• What you should do
Using the listing below, extract each line that has the word "filled" in it.

Collected data
+-------+

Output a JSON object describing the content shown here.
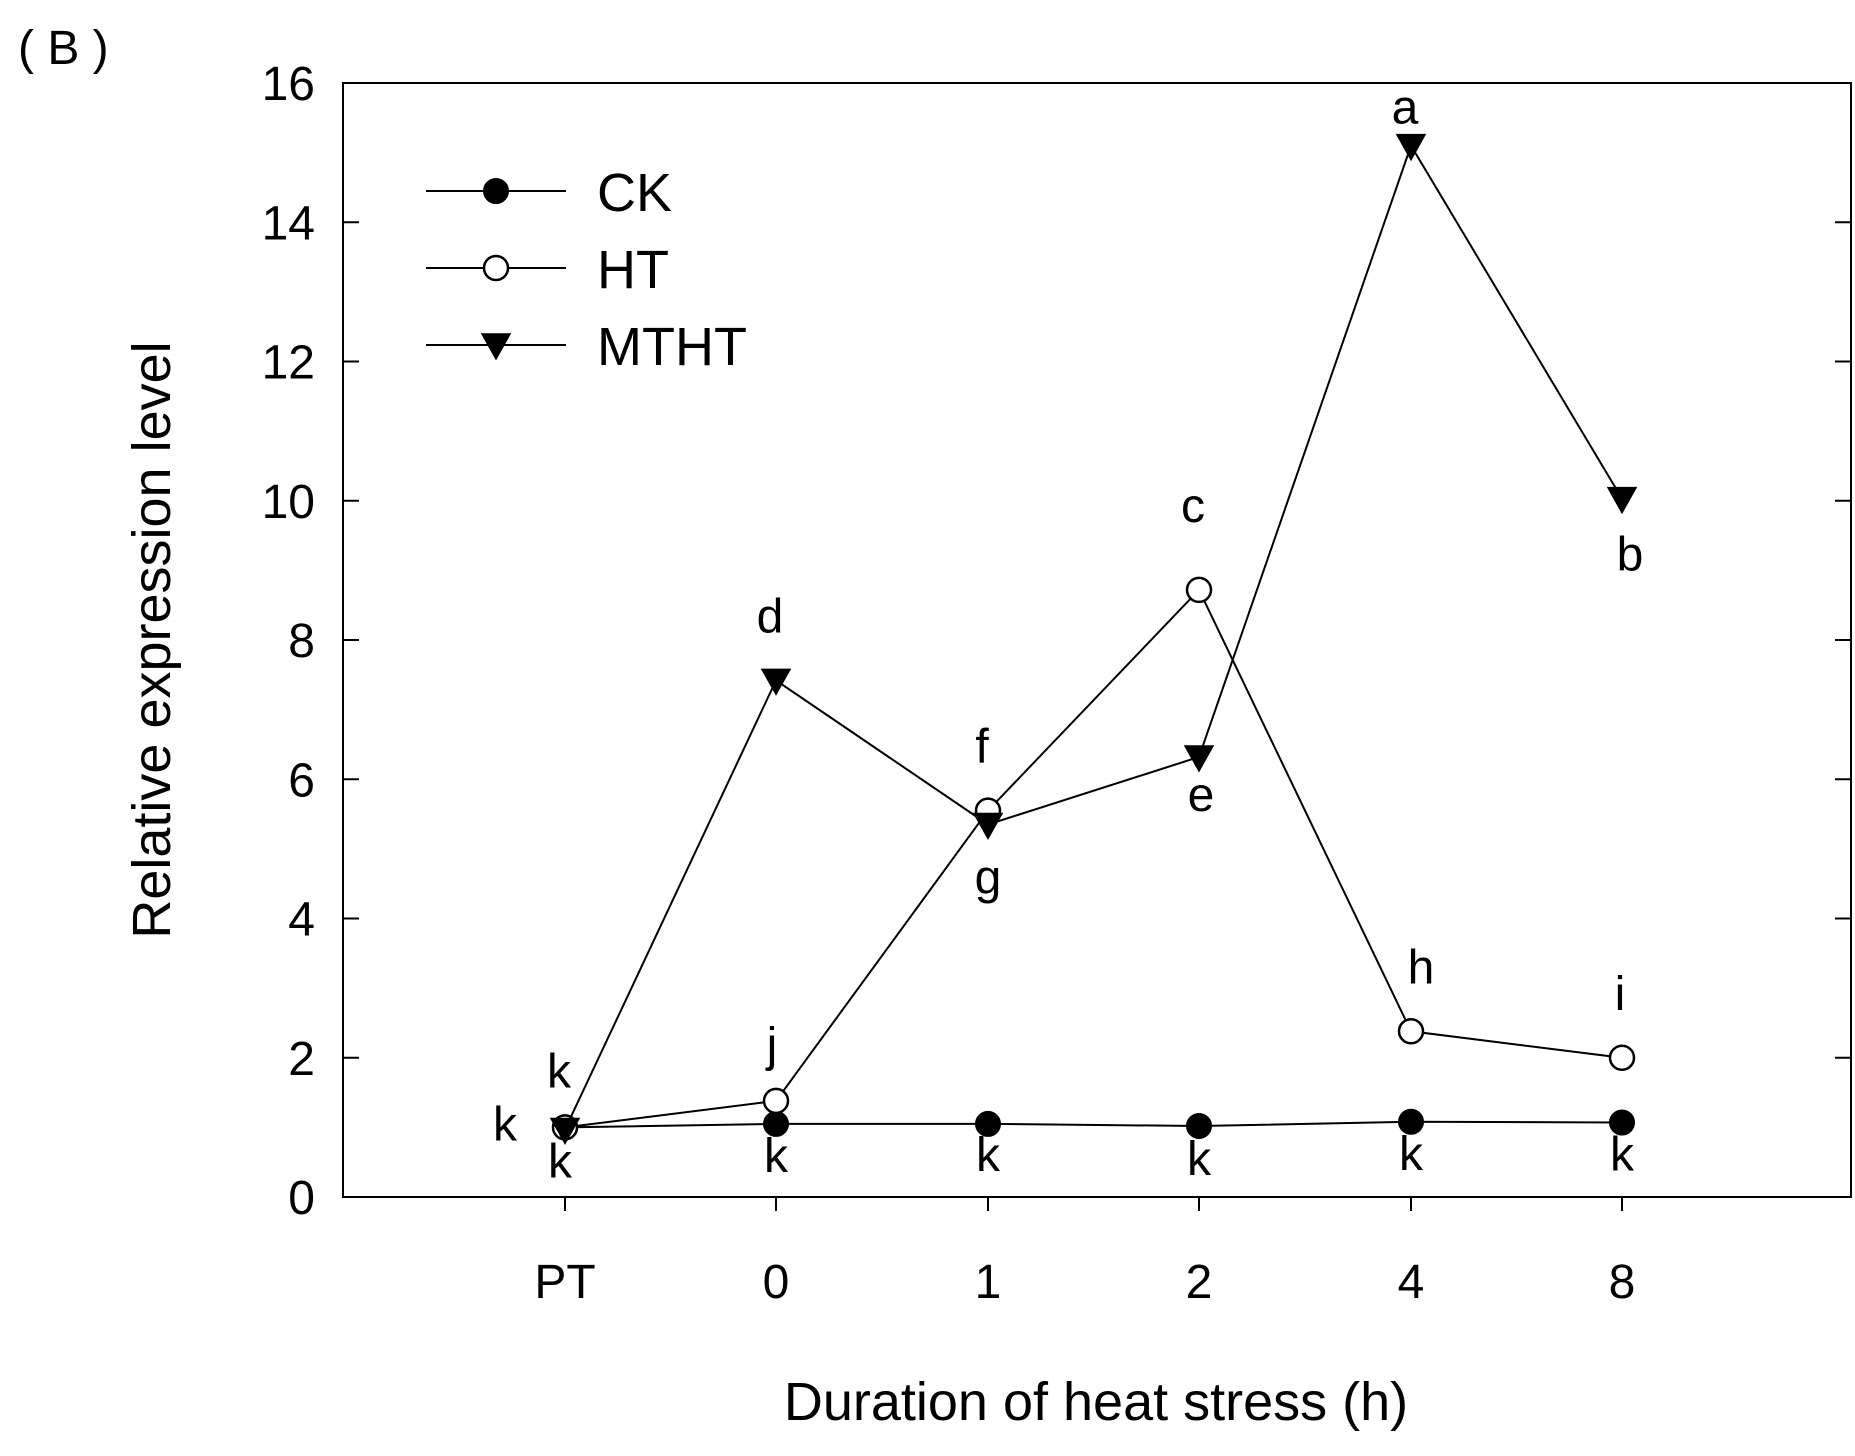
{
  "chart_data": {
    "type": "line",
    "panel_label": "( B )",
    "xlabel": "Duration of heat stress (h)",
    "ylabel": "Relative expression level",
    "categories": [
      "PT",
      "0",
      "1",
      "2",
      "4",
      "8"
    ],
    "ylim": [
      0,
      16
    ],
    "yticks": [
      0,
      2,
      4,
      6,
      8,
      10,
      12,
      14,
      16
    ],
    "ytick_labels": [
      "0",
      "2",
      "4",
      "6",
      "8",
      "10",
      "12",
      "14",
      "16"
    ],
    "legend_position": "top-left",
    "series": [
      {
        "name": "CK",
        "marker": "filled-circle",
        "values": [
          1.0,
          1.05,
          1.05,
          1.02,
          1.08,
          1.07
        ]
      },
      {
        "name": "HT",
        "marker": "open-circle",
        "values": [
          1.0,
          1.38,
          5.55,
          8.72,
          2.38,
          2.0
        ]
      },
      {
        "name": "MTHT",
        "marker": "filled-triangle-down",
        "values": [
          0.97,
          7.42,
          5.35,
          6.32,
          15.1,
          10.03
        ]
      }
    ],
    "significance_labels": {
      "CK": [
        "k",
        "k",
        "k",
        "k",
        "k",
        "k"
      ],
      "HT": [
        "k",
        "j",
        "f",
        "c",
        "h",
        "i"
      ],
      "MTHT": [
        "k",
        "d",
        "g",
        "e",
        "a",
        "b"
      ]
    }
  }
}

+-------+

• Answer for this exercise
        "marker": "filled-circle",
        "marker": "filled-triangle-down",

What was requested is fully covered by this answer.